SET TASK:
Records follow. Copy every line with "control".

Records from a dataset

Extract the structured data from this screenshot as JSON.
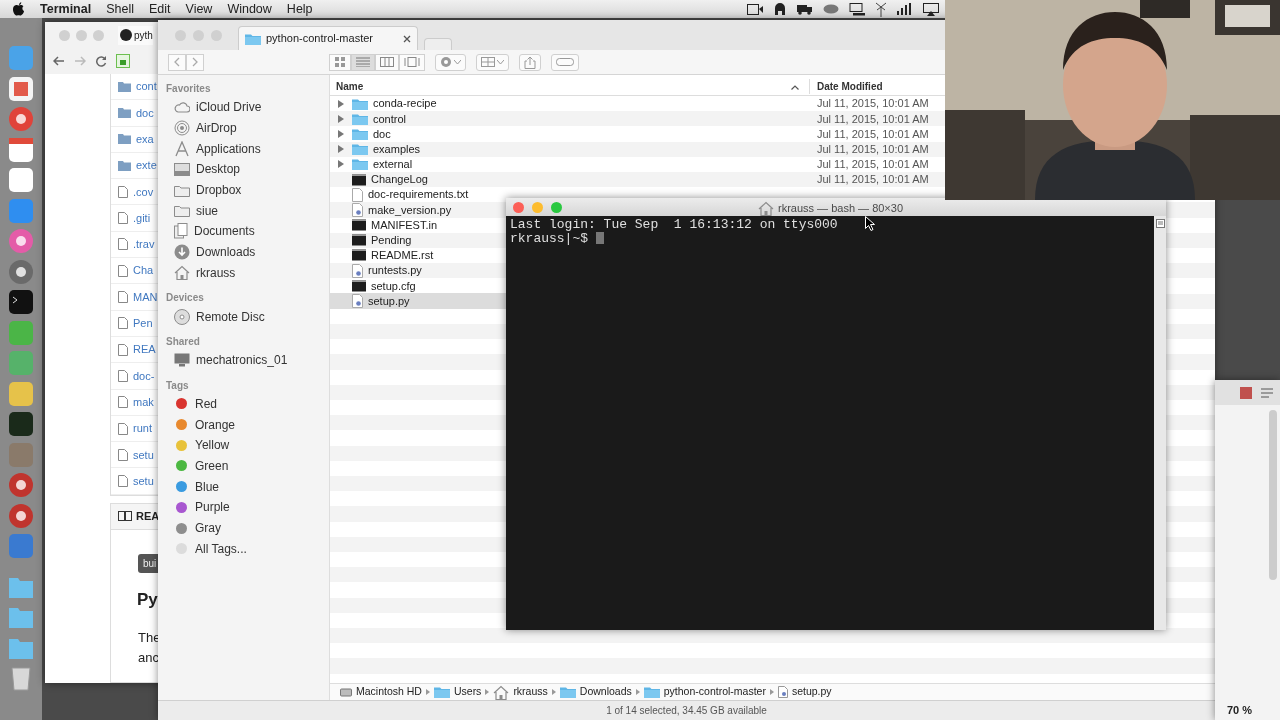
{
  "menu_bar": {
    "app": "Terminal",
    "items": [
      "Shell",
      "Edit",
      "View",
      "Window",
      "Help"
    ]
  },
  "browser": {
    "tab": "pyth",
    "files": [
      {
        "name": "cont",
        "kind": "folder"
      },
      {
        "name": "doc",
        "kind": "folder"
      },
      {
        "name": "exa",
        "kind": "folder"
      },
      {
        "name": "exte",
        "kind": "folder"
      },
      {
        "name": ".cov",
        "kind": "file"
      },
      {
        "name": ".giti",
        "kind": "file"
      },
      {
        "name": ".trav",
        "kind": "file"
      },
      {
        "name": "Cha",
        "kind": "file"
      },
      {
        "name": "MAN",
        "kind": "file"
      },
      {
        "name": "Pen",
        "kind": "file"
      },
      {
        "name": "REA",
        "kind": "file"
      },
      {
        "name": "doc-",
        "kind": "file"
      },
      {
        "name": "mak",
        "kind": "file"
      },
      {
        "name": "runt",
        "kind": "file"
      },
      {
        "name": "setu",
        "kind": "file"
      },
      {
        "name": "setu",
        "kind": "file"
      }
    ],
    "readme_heading": "REA",
    "badge": "bui",
    "heading": "Py",
    "paragraph_lines": [
      "The",
      "anc"
    ]
  },
  "finder": {
    "tab": "python-control-master",
    "sidebar": [
      {
        "heading": "Favorites",
        "items": [
          {
            "label": "iCloud Drive",
            "kind": "cloud"
          },
          {
            "label": "AirDrop",
            "kind": "airdrop"
          },
          {
            "label": "Applications",
            "kind": "apps"
          },
          {
            "label": "Desktop",
            "kind": "desktop"
          },
          {
            "label": "Dropbox",
            "kind": "folder"
          },
          {
            "label": "siue",
            "kind": "folder"
          },
          {
            "label": "Documents",
            "kind": "documents"
          },
          {
            "label": "Downloads",
            "kind": "downloads"
          },
          {
            "label": "rkrauss",
            "kind": "home"
          }
        ]
      },
      {
        "heading": "Devices",
        "items": [
          {
            "label": "Remote Disc",
            "kind": "disc"
          }
        ]
      },
      {
        "heading": "Shared",
        "items": [
          {
            "label": "mechatronics_01",
            "kind": "computer"
          }
        ]
      }
    ],
    "tags_heading": "Tags",
    "tags": [
      {
        "label": "Red",
        "color": "#d9342f"
      },
      {
        "label": "Orange",
        "color": "#e8892e"
      },
      {
        "label": "Yellow",
        "color": "#e8c23a"
      },
      {
        "label": "Green",
        "color": "#4cb842"
      },
      {
        "label": "Blue",
        "color": "#3a9be0"
      },
      {
        "label": "Purple",
        "color": "#a857d0"
      },
      {
        "label": "Gray",
        "color": "#8e8e8e"
      },
      {
        "label": "All Tags...",
        "color": "#dcdcdc"
      }
    ],
    "columns": [
      "Name",
      "Date Modified"
    ],
    "rows": [
      {
        "name": "conda-recipe",
        "kind": "folder",
        "date": "Jul 11, 2015, 10:01 AM",
        "selected": false
      },
      {
        "name": "control",
        "kind": "folder",
        "date": "Jul 11, 2015, 10:01 AM",
        "selected": false
      },
      {
        "name": "doc",
        "kind": "folder",
        "date": "Jul 11, 2015, 10:01 AM",
        "selected": false
      },
      {
        "name": "examples",
        "kind": "folder",
        "date": "Jul 11, 2015, 10:01 AM",
        "selected": false
      },
      {
        "name": "external",
        "kind": "folder",
        "date": "Jul 11, 2015, 10:01 AM",
        "selected": false
      },
      {
        "name": "ChangeLog",
        "kind": "exec",
        "date": "Jul 11, 2015, 10:01 AM",
        "selected": false
      },
      {
        "name": "doc-requirements.txt",
        "kind": "text",
        "selected": false
      },
      {
        "name": "make_version.py",
        "kind": "python",
        "selected": false
      },
      {
        "name": "MANIFEST.in",
        "kind": "exec",
        "selected": false
      },
      {
        "name": "Pending",
        "kind": "exec",
        "selected": false
      },
      {
        "name": "README.rst",
        "kind": "exec",
        "selected": false
      },
      {
        "name": "runtests.py",
        "kind": "python",
        "selected": false
      },
      {
        "name": "setup.cfg",
        "kind": "exec",
        "selected": false
      },
      {
        "name": "setup.py",
        "kind": "python",
        "selected": true
      }
    ],
    "path": [
      {
        "label": "Macintosh HD",
        "kind": "disk"
      },
      {
        "label": "Users",
        "kind": "folder"
      },
      {
        "label": "rkrauss",
        "kind": "home"
      },
      {
        "label": "Downloads",
        "kind": "folder"
      },
      {
        "label": "python-control-master",
        "kind": "folder"
      },
      {
        "label": "setup.py",
        "kind": "python"
      }
    ],
    "status": "1 of 14 selected, 34.45 GB available"
  },
  "terminal": {
    "title": "rkrauss — bash — 80×30",
    "lines": [
      "Last login: Tue Sep  1 16:13:12 on ttys000"
    ],
    "prompt": "rkrauss|~$ "
  },
  "side_window": {
    "zoom": "70 %"
  }
}
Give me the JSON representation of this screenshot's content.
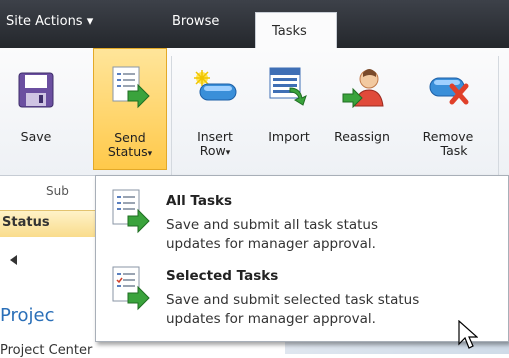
{
  "tabs": {
    "site_actions": "Site Actions ▾",
    "browse": "Browse",
    "tasks": "Tasks"
  },
  "ribbon": {
    "save": "Save",
    "send_line1": "Send",
    "send_line2": "Status",
    "insert_line1": "Insert",
    "insert_line2": "Row",
    "import": "Import",
    "reassign": "Reassign",
    "remove_line1": "Remove",
    "remove_line2": "Task",
    "group_label": "Sub"
  },
  "page": {
    "status_label": "Status",
    "project_title": "Projec",
    "project_center": "Project Center"
  },
  "menu": {
    "items": [
      {
        "title": "All Tasks",
        "desc_line1": "Save and submit all task status",
        "desc_line2": "updates for manager approval."
      },
      {
        "title": "Selected Tasks",
        "desc_line1": "Save and submit selected task status",
        "desc_line2": "updates for manager approval."
      }
    ]
  }
}
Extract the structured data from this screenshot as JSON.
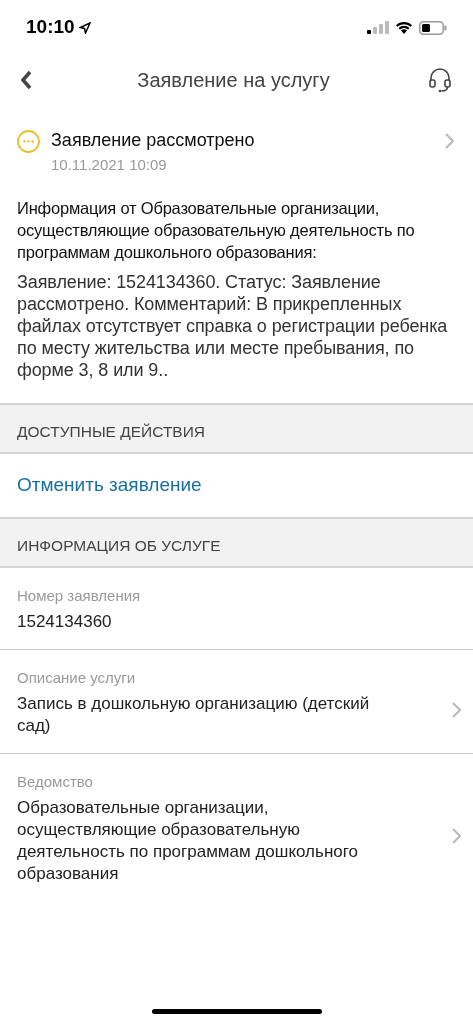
{
  "status_bar": {
    "time": "10:10"
  },
  "nav": {
    "title": "Заявление на услугу"
  },
  "status": {
    "label": "Заявление рассмотрено",
    "date": "10.11.2021 10:09"
  },
  "info": {
    "heading": "Информация от Образовательные организации, осуществляющие образовательную деятельность по программам дошкольного образования:",
    "body": "Заявление: 1524134360. Статус: Заявление рассмотрено. Комментарий: В прикрепленных файлах отсутствует справка о регистрации ребенка по месту жительства или месте пребывания, по форме 3, 8 или 9.."
  },
  "actions": {
    "header": "ДОСТУПНЫЕ ДЕЙСТВИЯ",
    "items": [
      "Отменить заявление"
    ]
  },
  "service_info": {
    "header": "ИНФОРМАЦИЯ ОБ УСЛУГЕ",
    "fields": [
      {
        "label": "Номер заявления",
        "value": "1524134360",
        "has_chevron": false
      },
      {
        "label": "Описание услуги",
        "value": "Запись в дошкольную организацию (детский сад)",
        "has_chevron": true
      },
      {
        "label": "Ведомство",
        "value": "Образовательные организации, осуществляющие образовательную деятельность по программам дошкольного образования",
        "has_chevron": true
      }
    ]
  }
}
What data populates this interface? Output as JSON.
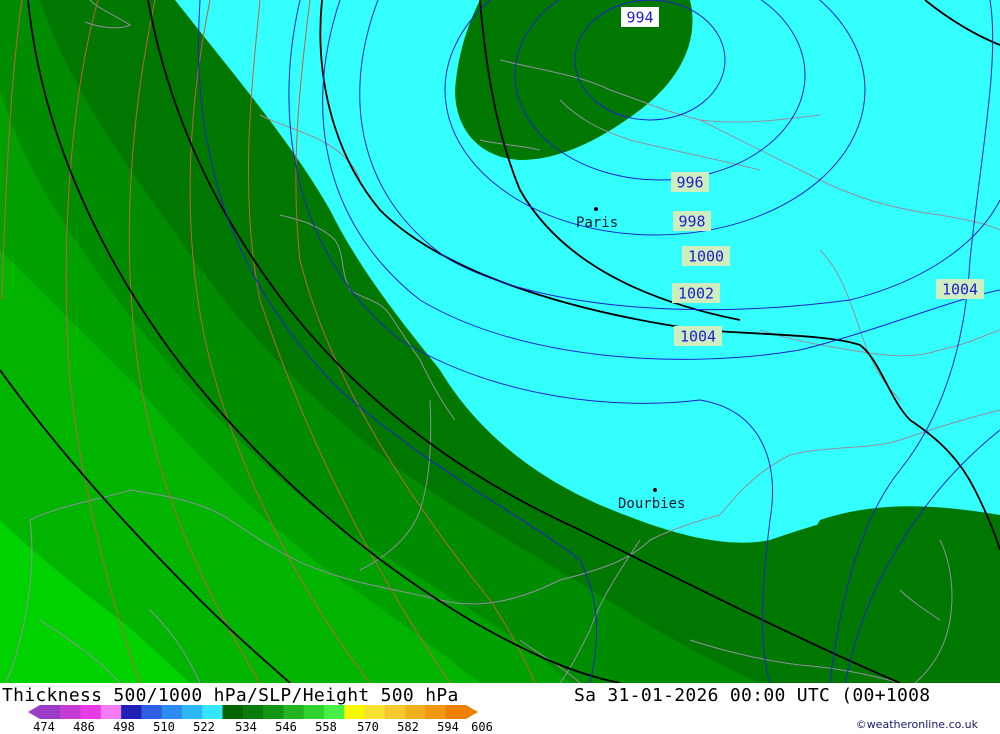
{
  "title": "Thickness 500/1000 hPa/SLP/Height 500 hPa",
  "datetime": "Sa 31-01-2026 00:00 UTC (00+1008",
  "credit": "©weatheronline.co.uk",
  "cities": [
    {
      "name": "Paris"
    },
    {
      "name": "Dourbies"
    }
  ],
  "isobar_labels": [
    "994",
    "996",
    "998",
    "1000",
    "1002",
    "1004",
    "1004"
  ],
  "legend": {
    "ticks": [
      "474",
      "486",
      "498",
      "510",
      "522",
      "534",
      "546",
      "558",
      "570",
      "582",
      "594",
      "606"
    ],
    "colors": [
      "#9b3bc7",
      "#c63bd6",
      "#e83be8",
      "#f57af5",
      "#2020b8",
      "#2d5fe0",
      "#2e8cf0",
      "#2fb8f5",
      "#35e4ff",
      "#006400",
      "#0a7a0a",
      "#149614",
      "#22b422",
      "#32d232",
      "#46f046",
      "#f7f700",
      "#f7e030",
      "#f5c830",
      "#f2b020",
      "#f09810",
      "#ee8000"
    ]
  },
  "colors": {
    "thickness_cyan": "#33ffff",
    "thickness_dark_green": "#007800",
    "thickness_green_1": "#008c00",
    "thickness_green_2": "#00a000",
    "thickness_green_3": "#00b400",
    "thickness_green_4": "#00d200",
    "isobar": "#2020d0",
    "height_contour": "#000000",
    "thickness_contour": "#c06040",
    "border": "#9090a0"
  }
}
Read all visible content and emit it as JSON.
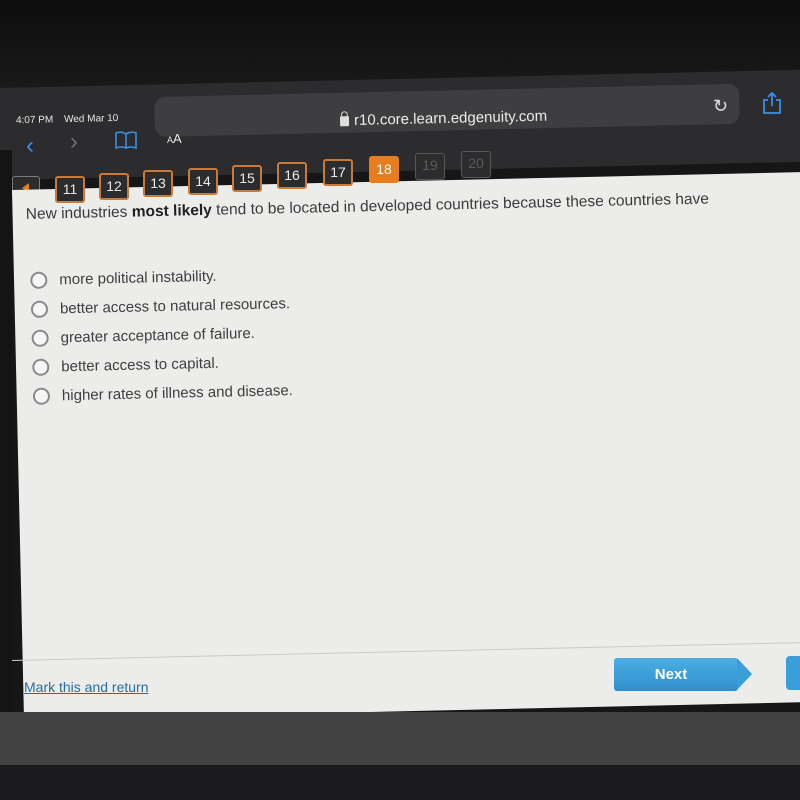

RESULT BELOW:
    "tab": "python-control-master",
        "name": "control",
        "label": "python-control-master",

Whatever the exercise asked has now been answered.